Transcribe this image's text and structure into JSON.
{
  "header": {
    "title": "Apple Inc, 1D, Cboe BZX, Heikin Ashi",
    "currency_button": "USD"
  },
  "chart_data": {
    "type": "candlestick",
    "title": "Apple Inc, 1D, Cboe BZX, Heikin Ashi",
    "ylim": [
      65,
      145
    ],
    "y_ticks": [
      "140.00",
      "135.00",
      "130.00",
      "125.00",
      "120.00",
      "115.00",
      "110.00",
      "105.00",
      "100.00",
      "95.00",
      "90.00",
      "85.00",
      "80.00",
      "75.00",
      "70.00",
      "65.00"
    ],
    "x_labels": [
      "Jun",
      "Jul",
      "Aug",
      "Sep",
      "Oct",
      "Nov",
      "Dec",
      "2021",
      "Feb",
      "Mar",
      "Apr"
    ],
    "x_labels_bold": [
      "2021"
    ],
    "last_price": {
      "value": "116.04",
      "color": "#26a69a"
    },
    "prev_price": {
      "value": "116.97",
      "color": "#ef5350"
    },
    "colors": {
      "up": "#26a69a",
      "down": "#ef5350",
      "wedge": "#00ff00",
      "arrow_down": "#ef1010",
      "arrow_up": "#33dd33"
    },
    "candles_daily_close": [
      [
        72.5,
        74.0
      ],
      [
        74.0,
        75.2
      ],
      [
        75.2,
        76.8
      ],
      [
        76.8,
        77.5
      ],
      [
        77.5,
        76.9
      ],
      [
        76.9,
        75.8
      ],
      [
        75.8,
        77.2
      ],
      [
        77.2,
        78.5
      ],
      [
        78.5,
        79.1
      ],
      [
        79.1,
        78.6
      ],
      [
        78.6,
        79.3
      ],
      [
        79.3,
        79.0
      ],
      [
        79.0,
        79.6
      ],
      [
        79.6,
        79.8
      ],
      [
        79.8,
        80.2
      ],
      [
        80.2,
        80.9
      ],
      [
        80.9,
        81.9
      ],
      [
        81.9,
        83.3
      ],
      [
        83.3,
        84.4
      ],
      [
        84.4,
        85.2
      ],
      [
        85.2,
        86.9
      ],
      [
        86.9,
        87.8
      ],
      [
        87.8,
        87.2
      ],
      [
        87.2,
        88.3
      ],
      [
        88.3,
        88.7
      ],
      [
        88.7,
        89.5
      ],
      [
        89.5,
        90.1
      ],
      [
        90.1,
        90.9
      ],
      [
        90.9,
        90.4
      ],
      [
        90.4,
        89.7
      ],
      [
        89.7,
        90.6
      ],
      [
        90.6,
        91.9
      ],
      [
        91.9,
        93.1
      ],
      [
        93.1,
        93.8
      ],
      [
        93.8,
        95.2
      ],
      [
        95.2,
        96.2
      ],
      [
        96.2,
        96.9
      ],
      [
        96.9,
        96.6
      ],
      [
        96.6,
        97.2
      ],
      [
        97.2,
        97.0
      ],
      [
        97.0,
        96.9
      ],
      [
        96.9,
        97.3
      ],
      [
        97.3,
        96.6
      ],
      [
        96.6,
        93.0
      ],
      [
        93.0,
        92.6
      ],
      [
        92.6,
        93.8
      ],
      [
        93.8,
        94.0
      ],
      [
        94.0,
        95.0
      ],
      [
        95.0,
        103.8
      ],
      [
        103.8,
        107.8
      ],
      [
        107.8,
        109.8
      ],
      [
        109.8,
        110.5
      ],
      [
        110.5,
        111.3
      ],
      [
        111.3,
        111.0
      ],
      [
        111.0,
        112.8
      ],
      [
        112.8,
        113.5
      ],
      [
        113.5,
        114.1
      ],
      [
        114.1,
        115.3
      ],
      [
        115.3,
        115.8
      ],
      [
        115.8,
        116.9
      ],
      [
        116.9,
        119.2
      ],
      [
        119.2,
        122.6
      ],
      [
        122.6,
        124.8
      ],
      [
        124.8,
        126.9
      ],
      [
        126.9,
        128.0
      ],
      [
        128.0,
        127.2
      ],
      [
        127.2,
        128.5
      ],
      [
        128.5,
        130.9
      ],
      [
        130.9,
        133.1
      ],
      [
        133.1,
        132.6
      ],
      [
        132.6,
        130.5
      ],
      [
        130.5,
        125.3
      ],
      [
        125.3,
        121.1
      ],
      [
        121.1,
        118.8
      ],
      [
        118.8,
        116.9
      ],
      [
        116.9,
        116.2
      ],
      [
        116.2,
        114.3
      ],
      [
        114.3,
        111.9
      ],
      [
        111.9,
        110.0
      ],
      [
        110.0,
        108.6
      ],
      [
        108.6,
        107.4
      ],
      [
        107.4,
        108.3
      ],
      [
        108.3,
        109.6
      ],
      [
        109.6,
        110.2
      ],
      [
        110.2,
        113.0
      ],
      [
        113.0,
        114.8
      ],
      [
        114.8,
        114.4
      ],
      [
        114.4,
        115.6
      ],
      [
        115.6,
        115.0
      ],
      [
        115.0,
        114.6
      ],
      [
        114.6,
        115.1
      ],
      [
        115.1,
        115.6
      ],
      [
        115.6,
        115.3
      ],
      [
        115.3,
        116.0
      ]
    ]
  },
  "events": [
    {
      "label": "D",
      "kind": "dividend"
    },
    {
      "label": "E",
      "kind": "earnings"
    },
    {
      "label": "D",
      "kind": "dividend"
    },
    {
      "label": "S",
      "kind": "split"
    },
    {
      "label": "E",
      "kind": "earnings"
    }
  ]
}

- - - - -

#### Written task:
Reproduce every entry shown above, precisely as it stands.

#### Final answer:
Transcribe this image's text and structure into JSON.
{
  "header": {
    "title": "Apple Inc, 1D, Cboe BZX, Heikin Ashi",
    "currency_button": "USD"
  },
  "chart_data": {
    "type": "candlestick",
    "title": "Apple Inc, 1D, Cboe BZX, Heikin Ashi",
    "ylim": [
      65,
      145
    ],
    "y_ticks": [
      "140.00",
      "135.00",
      "130.00",
      "125.00",
      "120.00",
      "115.00",
      "110.00",
      "105.00",
      "100.00",
      "95.00",
      "90.00",
      "85.00",
      "80.00",
      "75.00",
      "70.00",
      "65.00"
    ],
    "x_labels": [
      "Jun",
      "Jul",
      "Aug",
      "Sep",
      "Oct",
      "Nov",
      "Dec",
      "2021",
      "Feb",
      "Mar",
      "Apr"
    ],
    "x_labels_bold": [
      "2021"
    ],
    "last_price": {
      "value": "116.04",
      "color": "#26a69a"
    },
    "prev_price": {
      "value": "116.97",
      "color": "#ef5350"
    },
    "colors": {
      "up": "#26a69a",
      "down": "#ef5350",
      "wedge": "#00ff00",
      "arrow_down": "#ef1010",
      "arrow_up": "#33dd33"
    },
    "candles_daily_close": [
      [
        72.5,
        74.0
      ],
      [
        74.0,
        75.2
      ],
      [
        75.2,
        76.8
      ],
      [
        76.8,
        77.5
      ],
      [
        77.5,
        76.9
      ],
      [
        76.9,
        75.8
      ],
      [
        75.8,
        77.2
      ],
      [
        77.2,
        78.5
      ],
      [
        78.5,
        79.1
      ],
      [
        79.1,
        78.6
      ],
      [
        78.6,
        79.3
      ],
      [
        79.3,
        79.0
      ],
      [
        79.0,
        79.6
      ],
      [
        79.6,
        79.8
      ],
      [
        79.8,
        80.2
      ],
      [
        80.2,
        80.9
      ],
      [
        80.9,
        81.9
      ],
      [
        81.9,
        83.3
      ],
      [
        83.3,
        84.4
      ],
      [
        84.4,
        85.2
      ],
      [
        85.2,
        86.9
      ],
      [
        86.9,
        87.8
      ],
      [
        87.8,
        87.2
      ],
      [
        87.2,
        88.3
      ],
      [
        88.3,
        88.7
      ],
      [
        88.7,
        89.5
      ],
      [
        89.5,
        90.1
      ],
      [
        90.1,
        90.9
      ],
      [
        90.9,
        90.4
      ],
      [
        90.4,
        89.7
      ],
      [
        89.7,
        90.6
      ],
      [
        90.6,
        91.9
      ],
      [
        91.9,
        93.1
      ],
      [
        93.1,
        93.8
      ],
      [
        93.8,
        95.2
      ],
      [
        95.2,
        96.2
      ],
      [
        96.2,
        96.9
      ],
      [
        96.9,
        96.6
      ],
      [
        96.6,
        97.2
      ],
      [
        97.2,
        97.0
      ],
      [
        97.0,
        96.9
      ],
      [
        96.9,
        97.3
      ],
      [
        97.3,
        96.6
      ],
      [
        96.6,
        93.0
      ],
      [
        93.0,
        92.6
      ],
      [
        92.6,
        93.8
      ],
      [
        93.8,
        94.0
      ],
      [
        94.0,
        95.0
      ],
      [
        95.0,
        103.8
      ],
      [
        103.8,
        107.8
      ],
      [
        107.8,
        109.8
      ],
      [
        109.8,
        110.5
      ],
      [
        110.5,
        111.3
      ],
      [
        111.3,
        111.0
      ],
      [
        111.0,
        112.8
      ],
      [
        112.8,
        113.5
      ],
      [
        113.5,
        114.1
      ],
      [
        114.1,
        115.3
      ],
      [
        115.3,
        115.8
      ],
      [
        115.8,
        116.9
      ],
      [
        116.9,
        119.2
      ],
      [
        119.2,
        122.6
      ],
      [
        122.6,
        124.8
      ],
      [
        124.8,
        126.9
      ],
      [
        126.9,
        128.0
      ],
      [
        128.0,
        127.2
      ],
      [
        127.2,
        128.5
      ],
      [
        128.5,
        130.9
      ],
      [
        130.9,
        133.1
      ],
      [
        133.1,
        132.6
      ],
      [
        132.6,
        130.5
      ],
      [
        130.5,
        125.3
      ],
      [
        125.3,
        121.1
      ],
      [
        121.1,
        118.8
      ],
      [
        118.8,
        116.9
      ],
      [
        116.9,
        116.2
      ],
      [
        116.2,
        114.3
      ],
      [
        114.3,
        111.9
      ],
      [
        111.9,
        110.0
      ],
      [
        110.0,
        108.6
      ],
      [
        108.6,
        107.4
      ],
      [
        107.4,
        108.3
      ],
      [
        108.3,
        109.6
      ],
      [
        109.6,
        110.2
      ],
      [
        110.2,
        113.0
      ],
      [
        113.0,
        114.8
      ],
      [
        114.8,
        114.4
      ],
      [
        114.4,
        115.6
      ],
      [
        115.6,
        115.0
      ],
      [
        115.0,
        114.6
      ],
      [
        114.6,
        115.1
      ],
      [
        115.1,
        115.6
      ],
      [
        115.6,
        115.3
      ],
      [
        115.3,
        116.0
      ]
    ]
  },
  "events": [
    {
      "label": "D",
      "kind": "dividend"
    },
    {
      "label": "E",
      "kind": "earnings"
    },
    {
      "label": "D",
      "kind": "dividend"
    },
    {
      "label": "S",
      "kind": "split"
    },
    {
      "label": "E",
      "kind": "earnings"
    }
  ]
}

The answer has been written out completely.